Find the line containing "Convert this screenshot", then return it and every line after it through the end of the records, exactly. Leave out pictures.

_Extracted data_:
* * * *

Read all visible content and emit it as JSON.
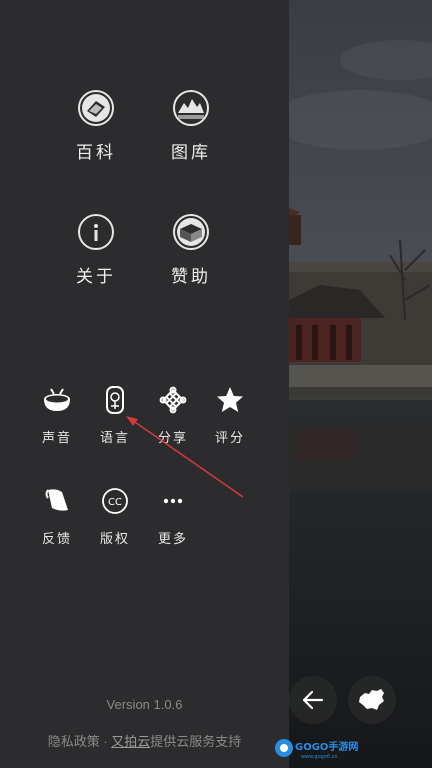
{
  "menu": {
    "encyclopedia": "百科",
    "gallery": "图库",
    "about": "关于",
    "sponsor": "赞助",
    "sound": "声音",
    "language": "语言",
    "share": "分享",
    "rate": "评分",
    "feedback": "反馈",
    "copyright": "版权",
    "more": "更多"
  },
  "version": "Version 1.0.6",
  "footer": {
    "privacy": "隐私政策",
    "separator": " · ",
    "provider_link": "又拍云",
    "provider_text": "提供云服务支持"
  },
  "watermark": {
    "text": "GOGO手游网",
    "sub": "www.gogo6.cn"
  },
  "icons": {
    "encyclopedia": "encyclopedia-icon",
    "gallery": "gallery-mountain-icon",
    "about": "info-icon",
    "sponsor": "sponsor-box-icon",
    "sound": "drum-icon",
    "language": "language-seal-icon",
    "share": "chinese-knot-icon",
    "rate": "star-icon",
    "feedback": "feedback-scroll-icon",
    "copyright": "cc-icon",
    "more": "more-dots-icon",
    "back": "arrow-left-icon",
    "map": "china-map-icon"
  },
  "colors": {
    "drawer_bg": "#2c2c2e",
    "text": "#f0f0f0",
    "muted": "#8a8a8a",
    "arrow_annotation": "#d33b3b"
  }
}
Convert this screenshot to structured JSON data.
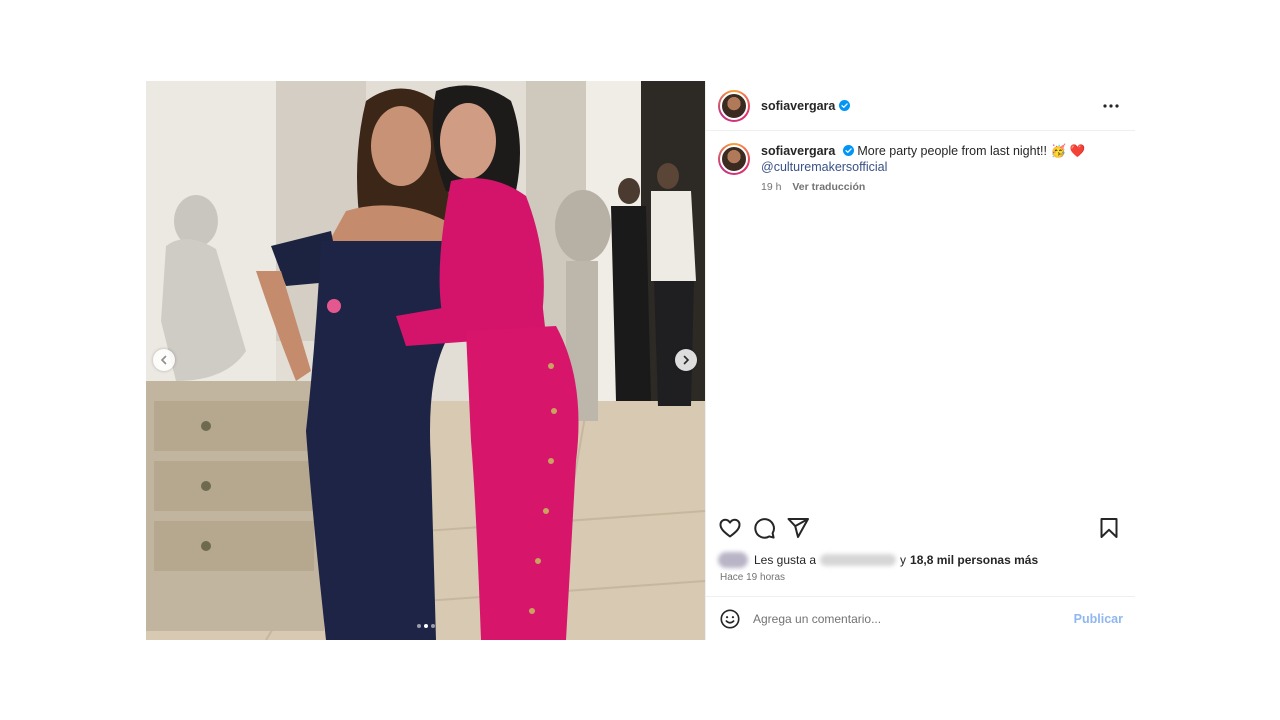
{
  "post": {
    "username": "sofiavergara",
    "caption_text": "More party people from last night!! 🥳 ❤️",
    "caption_mention": "@culturemakersofficial",
    "time_ago": "19 h",
    "translate_label": "Ver traducción",
    "likes_prefix": "Les gusta a",
    "likes_connector": "y",
    "likes_count": "18,8 mil personas más",
    "timestamp": "Hace 19 horas",
    "comment_placeholder": "Agrega un comentario...",
    "publish_label": "Publicar"
  },
  "carousel": {
    "total": 3,
    "active_index": 1
  },
  "icons": {
    "verified": "verified-badge-icon",
    "more": "more-options-icon",
    "like": "heart-icon",
    "comment": "comment-icon",
    "share": "share-icon",
    "save": "bookmark-icon",
    "emoji": "emoji-icon",
    "prev": "chevron-left-icon",
    "next": "chevron-right-icon"
  },
  "colors": {
    "verified": "#0095f6",
    "link": "#385185",
    "publish": "#8fb7f0"
  }
}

* * * *

_Response_:
Convert this screenshot to structured JSON data.
{
  "post": {
    "username": "sofiavergara",
    "caption_text": "More party people from last night!! 🥳 ❤️",
    "caption_mention": "@culturemakersofficial",
    "time_ago": "19 h",
    "translate_label": "Ver traducción",
    "likes_prefix": "Les gusta a",
    "likes_connector": "y",
    "likes_count": "18,8 mil personas más",
    "timestamp": "Hace 19 horas",
    "comment_placeholder": "Agrega un comentario...",
    "publish_label": "Publicar"
  },
  "carousel": {
    "total": 3,
    "active_index": 1
  },
  "icons": {
    "verified": "verified-badge-icon",
    "more": "more-options-icon",
    "like": "heart-icon",
    "comment": "comment-icon",
    "share": "share-icon",
    "save": "bookmark-icon",
    "emoji": "emoji-icon",
    "prev": "chevron-left-icon",
    "next": "chevron-right-icon"
  },
  "colors": {
    "verified": "#0095f6",
    "link": "#385185",
    "publish": "#8fb7f0"
  }
}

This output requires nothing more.